◆ What to produce:
Look through the material below for "pecho". Copy every line that contains it.

◆ Material for this task:
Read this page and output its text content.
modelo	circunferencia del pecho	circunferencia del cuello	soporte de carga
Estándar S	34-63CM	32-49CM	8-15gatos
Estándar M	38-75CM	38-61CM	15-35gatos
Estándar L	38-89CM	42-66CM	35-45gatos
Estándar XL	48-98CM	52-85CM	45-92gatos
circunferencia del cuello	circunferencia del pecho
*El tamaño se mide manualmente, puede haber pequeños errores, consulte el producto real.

◆ Expected output:
modelo	circunferencia del pecho	circunferencia del cuello	soporte de carga
circunferencia del cuello	circunferencia del pecho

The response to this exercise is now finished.